▸ **Aim of the exercise**:
Pull out every line of the listing below where "主轴预启动时间" appears.

▸ **Data items**:
------------------------------------------------

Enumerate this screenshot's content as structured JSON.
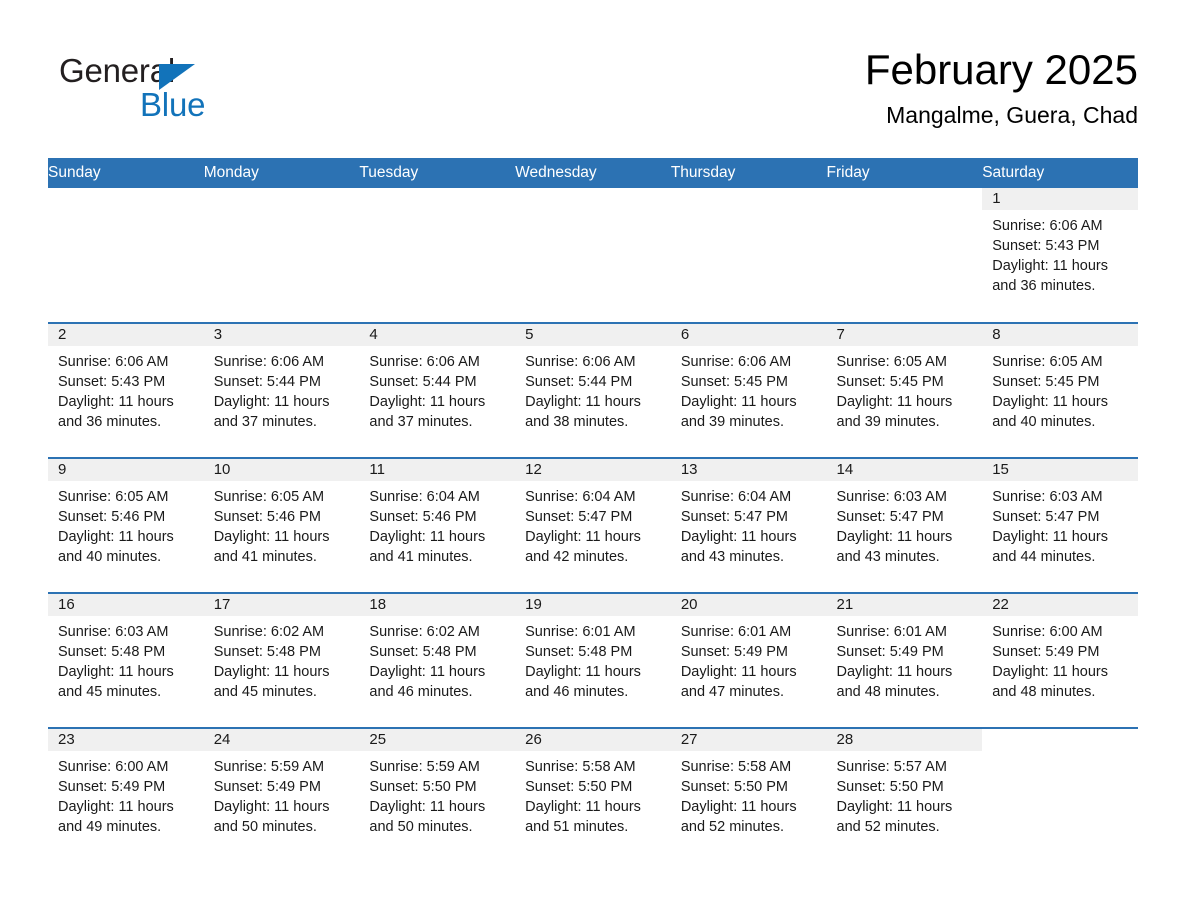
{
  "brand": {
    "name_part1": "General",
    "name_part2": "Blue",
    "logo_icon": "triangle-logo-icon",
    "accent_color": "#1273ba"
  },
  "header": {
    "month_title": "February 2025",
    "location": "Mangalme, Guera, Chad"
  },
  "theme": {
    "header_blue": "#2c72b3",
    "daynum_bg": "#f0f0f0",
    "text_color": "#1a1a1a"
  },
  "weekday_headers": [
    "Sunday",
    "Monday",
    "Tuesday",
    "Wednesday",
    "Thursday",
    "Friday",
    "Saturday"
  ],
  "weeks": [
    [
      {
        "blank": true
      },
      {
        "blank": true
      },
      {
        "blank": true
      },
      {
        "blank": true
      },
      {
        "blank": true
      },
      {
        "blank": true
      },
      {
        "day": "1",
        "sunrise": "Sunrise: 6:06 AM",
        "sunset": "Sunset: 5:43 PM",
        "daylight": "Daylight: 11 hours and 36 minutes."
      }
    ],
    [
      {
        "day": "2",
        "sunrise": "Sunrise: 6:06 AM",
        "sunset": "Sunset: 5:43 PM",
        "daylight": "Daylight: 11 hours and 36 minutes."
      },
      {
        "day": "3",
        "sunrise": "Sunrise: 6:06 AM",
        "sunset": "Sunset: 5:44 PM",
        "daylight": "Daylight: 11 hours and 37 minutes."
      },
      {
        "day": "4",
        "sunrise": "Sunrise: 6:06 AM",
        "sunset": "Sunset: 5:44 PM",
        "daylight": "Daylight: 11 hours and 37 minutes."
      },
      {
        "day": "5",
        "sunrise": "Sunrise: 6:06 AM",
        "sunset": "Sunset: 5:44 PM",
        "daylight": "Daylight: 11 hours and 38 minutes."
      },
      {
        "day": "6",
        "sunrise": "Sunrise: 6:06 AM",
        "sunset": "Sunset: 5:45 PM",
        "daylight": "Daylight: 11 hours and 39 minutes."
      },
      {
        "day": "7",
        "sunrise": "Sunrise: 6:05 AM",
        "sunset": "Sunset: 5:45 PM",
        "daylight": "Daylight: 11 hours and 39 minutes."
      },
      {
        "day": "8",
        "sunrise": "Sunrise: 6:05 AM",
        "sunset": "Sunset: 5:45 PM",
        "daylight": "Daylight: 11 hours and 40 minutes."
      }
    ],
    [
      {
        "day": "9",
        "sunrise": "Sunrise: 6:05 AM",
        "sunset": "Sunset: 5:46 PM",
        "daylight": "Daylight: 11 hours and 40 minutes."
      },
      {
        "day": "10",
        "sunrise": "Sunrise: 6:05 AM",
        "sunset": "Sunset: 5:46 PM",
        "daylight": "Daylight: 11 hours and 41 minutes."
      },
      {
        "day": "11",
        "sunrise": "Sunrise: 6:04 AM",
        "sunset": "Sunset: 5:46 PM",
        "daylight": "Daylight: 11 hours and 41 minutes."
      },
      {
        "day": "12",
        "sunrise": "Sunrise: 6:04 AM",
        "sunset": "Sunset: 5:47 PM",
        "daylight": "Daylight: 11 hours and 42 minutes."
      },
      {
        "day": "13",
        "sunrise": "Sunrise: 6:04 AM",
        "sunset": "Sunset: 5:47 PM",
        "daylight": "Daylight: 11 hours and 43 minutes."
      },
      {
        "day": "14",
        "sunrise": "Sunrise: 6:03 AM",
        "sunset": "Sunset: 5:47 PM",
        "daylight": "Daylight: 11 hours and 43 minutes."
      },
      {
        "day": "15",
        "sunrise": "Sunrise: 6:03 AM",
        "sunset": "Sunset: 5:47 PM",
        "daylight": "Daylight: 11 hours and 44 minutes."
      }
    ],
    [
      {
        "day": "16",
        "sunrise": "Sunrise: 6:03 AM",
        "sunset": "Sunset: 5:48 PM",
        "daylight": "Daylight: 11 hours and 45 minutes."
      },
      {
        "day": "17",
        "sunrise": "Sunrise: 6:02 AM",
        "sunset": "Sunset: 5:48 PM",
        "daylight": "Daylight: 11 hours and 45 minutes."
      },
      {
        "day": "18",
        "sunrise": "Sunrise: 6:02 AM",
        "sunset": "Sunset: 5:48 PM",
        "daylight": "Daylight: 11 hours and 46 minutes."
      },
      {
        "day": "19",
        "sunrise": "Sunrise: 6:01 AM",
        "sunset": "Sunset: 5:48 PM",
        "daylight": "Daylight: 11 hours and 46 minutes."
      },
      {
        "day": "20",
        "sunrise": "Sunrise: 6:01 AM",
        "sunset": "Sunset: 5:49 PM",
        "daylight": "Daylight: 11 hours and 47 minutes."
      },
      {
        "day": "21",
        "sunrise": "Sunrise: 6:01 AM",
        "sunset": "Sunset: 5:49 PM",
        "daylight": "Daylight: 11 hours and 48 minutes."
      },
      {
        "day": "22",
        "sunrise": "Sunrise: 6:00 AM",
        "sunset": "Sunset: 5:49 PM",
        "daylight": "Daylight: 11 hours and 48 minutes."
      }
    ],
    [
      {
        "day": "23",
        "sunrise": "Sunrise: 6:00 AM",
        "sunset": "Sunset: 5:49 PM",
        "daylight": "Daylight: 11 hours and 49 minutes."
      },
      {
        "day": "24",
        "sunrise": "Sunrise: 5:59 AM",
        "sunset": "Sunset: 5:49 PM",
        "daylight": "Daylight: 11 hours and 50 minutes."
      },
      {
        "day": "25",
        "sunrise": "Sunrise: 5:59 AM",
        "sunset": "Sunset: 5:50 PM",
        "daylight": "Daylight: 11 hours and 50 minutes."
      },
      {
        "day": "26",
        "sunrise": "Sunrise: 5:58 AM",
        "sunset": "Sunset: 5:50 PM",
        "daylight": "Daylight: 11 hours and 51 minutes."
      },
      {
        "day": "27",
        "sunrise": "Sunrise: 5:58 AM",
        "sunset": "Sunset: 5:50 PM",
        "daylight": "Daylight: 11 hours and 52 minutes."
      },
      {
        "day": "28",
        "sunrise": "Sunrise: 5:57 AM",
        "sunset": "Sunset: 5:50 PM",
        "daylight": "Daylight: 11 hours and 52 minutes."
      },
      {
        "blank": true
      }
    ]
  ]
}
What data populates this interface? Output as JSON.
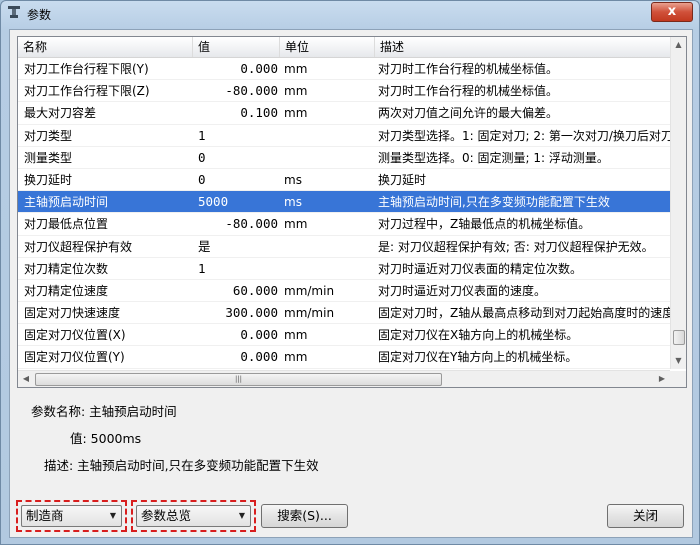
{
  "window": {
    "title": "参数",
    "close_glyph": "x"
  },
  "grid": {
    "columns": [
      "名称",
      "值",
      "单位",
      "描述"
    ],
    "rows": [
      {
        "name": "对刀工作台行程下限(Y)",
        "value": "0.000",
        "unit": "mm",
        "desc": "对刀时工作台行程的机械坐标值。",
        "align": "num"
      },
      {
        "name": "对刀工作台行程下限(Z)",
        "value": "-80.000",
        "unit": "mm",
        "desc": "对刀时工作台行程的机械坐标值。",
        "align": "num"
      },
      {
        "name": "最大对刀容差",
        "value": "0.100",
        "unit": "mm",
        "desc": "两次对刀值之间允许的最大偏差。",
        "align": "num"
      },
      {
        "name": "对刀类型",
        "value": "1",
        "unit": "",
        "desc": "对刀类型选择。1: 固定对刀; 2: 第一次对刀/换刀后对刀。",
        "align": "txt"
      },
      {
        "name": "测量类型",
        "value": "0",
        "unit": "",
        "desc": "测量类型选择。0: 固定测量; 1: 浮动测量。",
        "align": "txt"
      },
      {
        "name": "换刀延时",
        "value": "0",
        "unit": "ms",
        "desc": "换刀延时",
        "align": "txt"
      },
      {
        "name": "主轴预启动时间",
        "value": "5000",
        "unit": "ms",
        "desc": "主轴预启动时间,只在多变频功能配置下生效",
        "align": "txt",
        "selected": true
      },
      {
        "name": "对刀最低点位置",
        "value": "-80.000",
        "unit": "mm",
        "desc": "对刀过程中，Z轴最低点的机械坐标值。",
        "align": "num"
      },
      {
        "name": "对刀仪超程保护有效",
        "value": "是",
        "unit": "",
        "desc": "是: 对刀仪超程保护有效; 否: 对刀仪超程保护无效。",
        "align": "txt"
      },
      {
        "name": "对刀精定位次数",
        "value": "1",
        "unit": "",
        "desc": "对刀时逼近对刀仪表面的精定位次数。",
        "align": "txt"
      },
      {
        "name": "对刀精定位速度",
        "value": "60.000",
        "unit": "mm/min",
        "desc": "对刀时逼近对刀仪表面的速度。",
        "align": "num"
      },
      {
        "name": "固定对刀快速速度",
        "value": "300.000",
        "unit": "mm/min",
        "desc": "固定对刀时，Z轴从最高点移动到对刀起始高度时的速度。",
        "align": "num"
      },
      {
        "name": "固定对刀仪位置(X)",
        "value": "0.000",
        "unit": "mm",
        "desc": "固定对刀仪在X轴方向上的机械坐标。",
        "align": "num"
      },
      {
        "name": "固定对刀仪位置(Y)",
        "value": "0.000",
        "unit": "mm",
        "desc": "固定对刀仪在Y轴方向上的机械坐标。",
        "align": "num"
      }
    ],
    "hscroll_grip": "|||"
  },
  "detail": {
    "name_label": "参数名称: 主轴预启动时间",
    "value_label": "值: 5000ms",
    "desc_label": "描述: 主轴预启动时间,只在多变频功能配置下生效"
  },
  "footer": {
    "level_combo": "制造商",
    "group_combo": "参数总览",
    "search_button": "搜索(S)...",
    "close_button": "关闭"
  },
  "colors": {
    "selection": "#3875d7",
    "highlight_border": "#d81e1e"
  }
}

------------------------------------------------

▸ **Task output**:
        "name": "主轴预启动时间",
        "desc": "主轴预启动时间,只在多变频功能配置下生效",
    "name_label": "参数名称: 主轴预启动时间",
    "desc_label": "描述: 主轴预启动时间,只在多变频功能配置下生效"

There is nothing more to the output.